AIM OF THE TASK> Locate all lines with the word "chevron". Copy them.

Dataset records>
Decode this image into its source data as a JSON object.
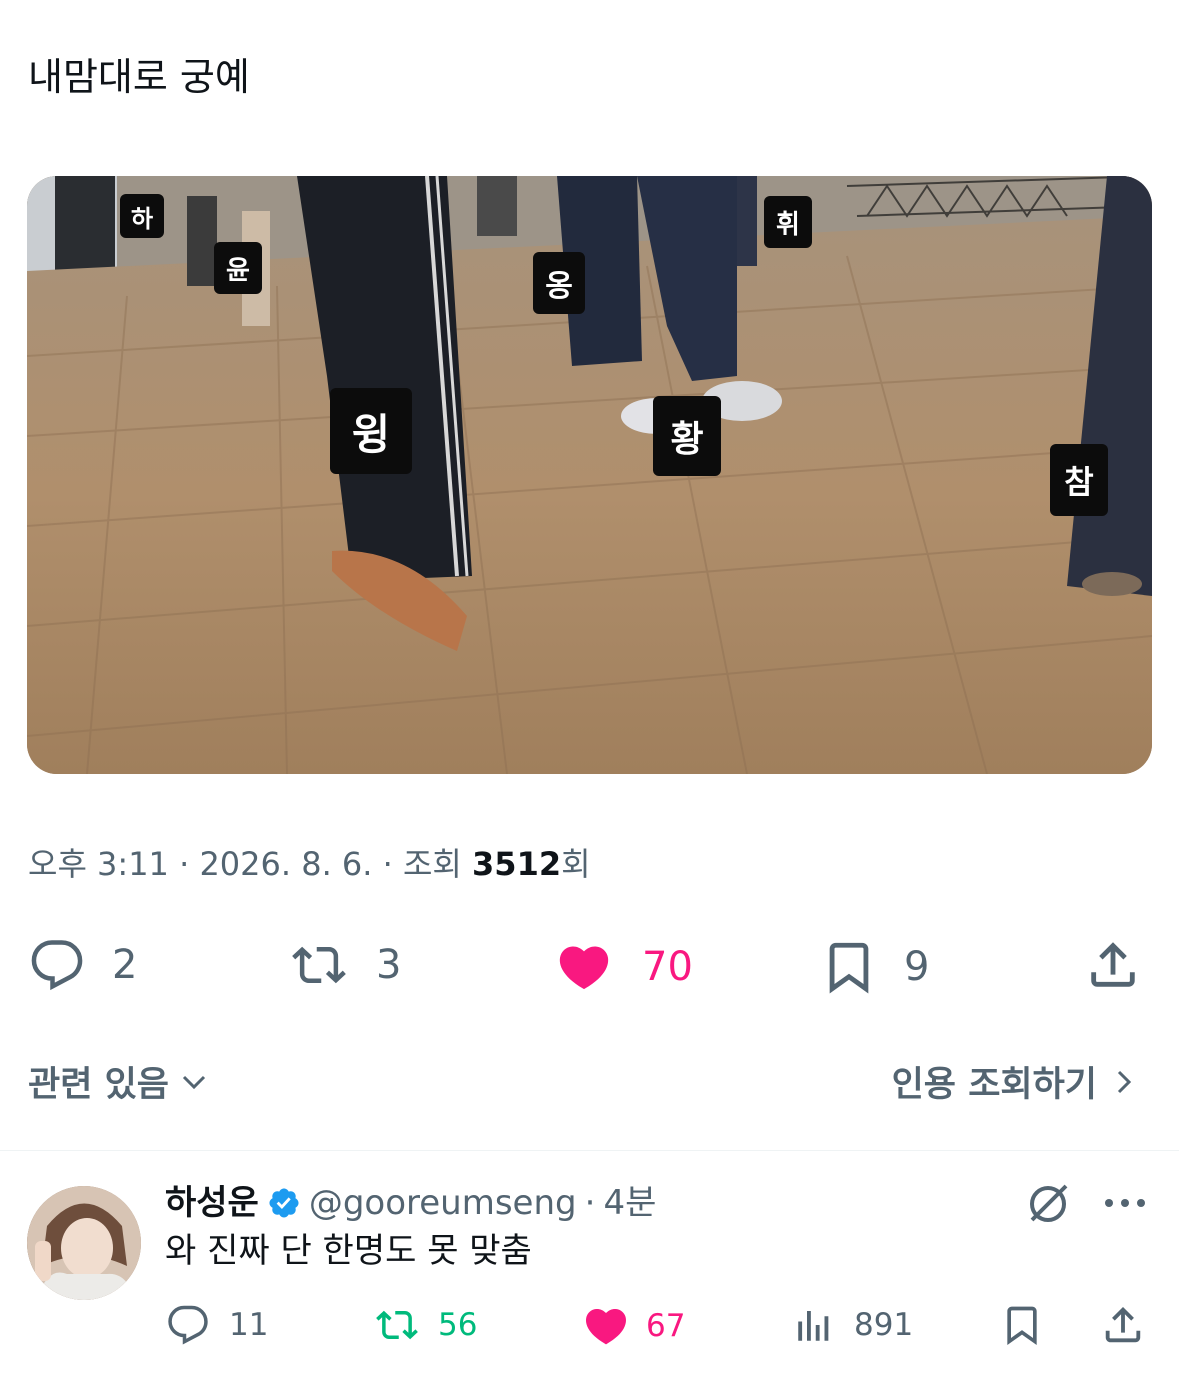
{
  "tweet": {
    "text": "내맘대로 궁예",
    "media_tags": [
      "하",
      "윤",
      "옹",
      "휘",
      "윙",
      "황",
      "참"
    ],
    "meta": {
      "time": "오후 3:11",
      "sep1": " · ",
      "date": "2026. 8. 6.",
      "sep2": " · ",
      "views_prefix": "조회 ",
      "views": "3512",
      "views_suffix": "회"
    },
    "actions": {
      "replies": "2",
      "retweets": "3",
      "likes": "70",
      "bookmarks": "9"
    },
    "colors": {
      "like": "#f91880",
      "muted": "#536471",
      "verified": "#1d9bf0",
      "retweet": "#00ba7c"
    }
  },
  "related": {
    "label": "관련 있음",
    "quotes_label": "인용 조회하기"
  },
  "reply": {
    "name": "하성운",
    "handle": "@gooreumseng",
    "sep": " · ",
    "time": "4분",
    "text": "와 진짜 단 한명도 못 맞춤",
    "actions": {
      "replies": "11",
      "retweets": "56",
      "likes": "67",
      "views": "891"
    }
  },
  "icons": [
    "reply-icon",
    "retweet-icon",
    "heart-icon",
    "bookmark-icon",
    "share-icon",
    "chevron-down-icon",
    "chevron-right-icon",
    "verified-badge-icon",
    "grok-icon",
    "more-icon",
    "views-icon"
  ]
}
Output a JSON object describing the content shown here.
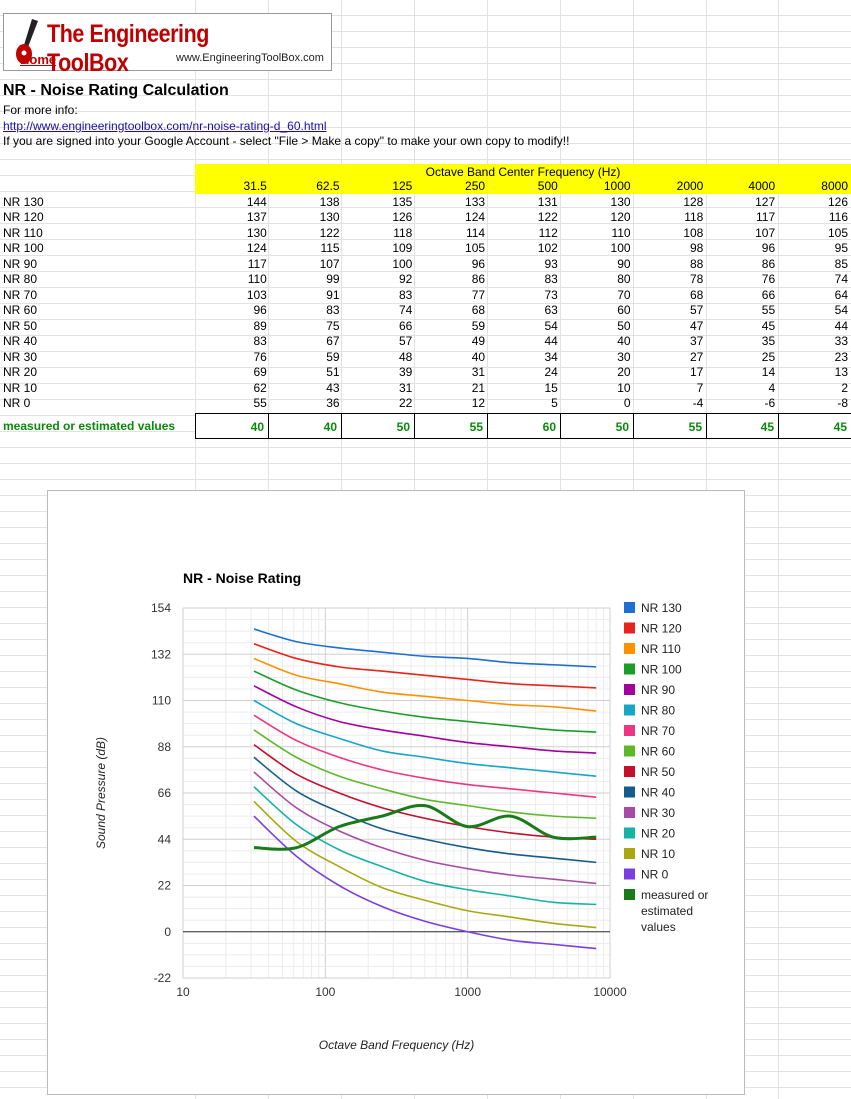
{
  "logo": {
    "title": "The Engineering ToolBox",
    "home": "Home",
    "url": "www.EngineeringToolBox.com"
  },
  "page": {
    "heading": "NR - Noise Rating Calculation",
    "more_info": "For more info:",
    "link": "http://www.engineeringtoolbox.com/nr-noise-rating-d_60.html",
    "note": "If you are signed into your Google Account - select \"File > Make a copy\" to make your own copy to modify!!"
  },
  "table": {
    "group_header": "Octave Band Center Frequency (Hz)",
    "frequencies": [
      "31.5",
      "62.5",
      "125",
      "250",
      "500",
      "1000",
      "2000",
      "4000",
      "8000"
    ],
    "rows": [
      {
        "label": "NR 130",
        "values": [
          144,
          138,
          135,
          133,
          131,
          130,
          128,
          127,
          126
        ]
      },
      {
        "label": "NR 120",
        "values": [
          137,
          130,
          126,
          124,
          122,
          120,
          118,
          117,
          116
        ]
      },
      {
        "label": "NR 110",
        "values": [
          130,
          122,
          118,
          114,
          112,
          110,
          108,
          107,
          105
        ]
      },
      {
        "label": "NR 100",
        "values": [
          124,
          115,
          109,
          105,
          102,
          100,
          98,
          96,
          95
        ]
      },
      {
        "label": "NR 90",
        "values": [
          117,
          107,
          100,
          96,
          93,
          90,
          88,
          86,
          85
        ]
      },
      {
        "label": "NR 80",
        "values": [
          110,
          99,
          92,
          86,
          83,
          80,
          78,
          76,
          74
        ]
      },
      {
        "label": "NR 70",
        "values": [
          103,
          91,
          83,
          77,
          73,
          70,
          68,
          66,
          64
        ]
      },
      {
        "label": "NR 60",
        "values": [
          96,
          83,
          74,
          68,
          63,
          60,
          57,
          55,
          54
        ]
      },
      {
        "label": "NR 50",
        "values": [
          89,
          75,
          66,
          59,
          54,
          50,
          47,
          45,
          44
        ]
      },
      {
        "label": "NR 40",
        "values": [
          83,
          67,
          57,
          49,
          44,
          40,
          37,
          35,
          33
        ]
      },
      {
        "label": "NR 30",
        "values": [
          76,
          59,
          48,
          40,
          34,
          30,
          27,
          25,
          23
        ]
      },
      {
        "label": "NR 20",
        "values": [
          69,
          51,
          39,
          31,
          24,
          20,
          17,
          14,
          13
        ]
      },
      {
        "label": "NR 10",
        "values": [
          62,
          43,
          31,
          21,
          15,
          10,
          7,
          4,
          2
        ]
      },
      {
        "label": "NR 0",
        "values": [
          55,
          36,
          22,
          12,
          5,
          0,
          -4,
          -6,
          -8
        ]
      }
    ],
    "measured_label": "measured or estimated values",
    "measured_values": [
      40,
      40,
      50,
      55,
      60,
      50,
      55,
      45,
      45
    ]
  },
  "chart_data": {
    "type": "line",
    "title": "NR - Noise Rating",
    "xlabel": "Octave Band Frequency (Hz)",
    "ylabel": "Sound Pressure (dB)",
    "x_scale": "log",
    "xlim": [
      10,
      10000
    ],
    "ylim": [
      -22,
      154
    ],
    "x_ticks": [
      "10",
      "100",
      "1000",
      "10000"
    ],
    "y_ticks": [
      "154",
      "132",
      "110",
      "88",
      "66",
      "44",
      "22",
      "0",
      "-22"
    ],
    "grid": true,
    "legend_position": "right",
    "x": [
      31.5,
      62.5,
      125,
      250,
      500,
      1000,
      2000,
      4000,
      8000
    ],
    "series": [
      {
        "name": "NR 130",
        "color": "#1f6fd1",
        "values": [
          144,
          138,
          135,
          133,
          131,
          130,
          128,
          127,
          126
        ]
      },
      {
        "name": "NR 120",
        "color": "#e8231b",
        "values": [
          137,
          130,
          126,
          124,
          122,
          120,
          118,
          117,
          116
        ]
      },
      {
        "name": "NR 110",
        "color": "#ff9000",
        "values": [
          130,
          122,
          118,
          114,
          112,
          110,
          108,
          107,
          105
        ]
      },
      {
        "name": "NR 100",
        "color": "#1a9e2a",
        "values": [
          124,
          115,
          109,
          105,
          102,
          100,
          98,
          96,
          95
        ]
      },
      {
        "name": "NR 90",
        "color": "#a4009e",
        "values": [
          117,
          107,
          100,
          96,
          93,
          90,
          88,
          86,
          85
        ]
      },
      {
        "name": "NR 80",
        "color": "#16a6c8",
        "values": [
          110,
          99,
          92,
          86,
          83,
          80,
          78,
          76,
          74
        ]
      },
      {
        "name": "NR 70",
        "color": "#ee3584",
        "values": [
          103,
          91,
          83,
          77,
          73,
          70,
          68,
          66,
          64
        ]
      },
      {
        "name": "NR 60",
        "color": "#5fb82a",
        "values": [
          96,
          83,
          74,
          68,
          63,
          60,
          57,
          55,
          54
        ]
      },
      {
        "name": "NR 50",
        "color": "#c4102d",
        "values": [
          89,
          75,
          66,
          59,
          54,
          50,
          47,
          45,
          44
        ]
      },
      {
        "name": "NR 40",
        "color": "#175a8c",
        "values": [
          83,
          67,
          57,
          49,
          44,
          40,
          37,
          35,
          33
        ]
      },
      {
        "name": "NR 30",
        "color": "#a64ca6",
        "values": [
          76,
          59,
          48,
          40,
          34,
          30,
          27,
          25,
          23
        ]
      },
      {
        "name": "NR 20",
        "color": "#14b3a3",
        "values": [
          69,
          51,
          39,
          31,
          24,
          20,
          17,
          14,
          13
        ]
      },
      {
        "name": "NR 10",
        "color": "#a8a811",
        "values": [
          62,
          43,
          31,
          21,
          15,
          10,
          7,
          4,
          2
        ]
      },
      {
        "name": "NR 0",
        "color": "#7b3fe0",
        "values": [
          55,
          36,
          22,
          12,
          5,
          0,
          -4,
          -6,
          -8
        ]
      },
      {
        "name": "measured or estimated values",
        "color": "#1a7a1a",
        "values": [
          40,
          40,
          50,
          55,
          60,
          50,
          55,
          45,
          45
        ]
      }
    ]
  }
}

RESPONSE>
    "chevron-down-icon",
    "chevron-right-icon",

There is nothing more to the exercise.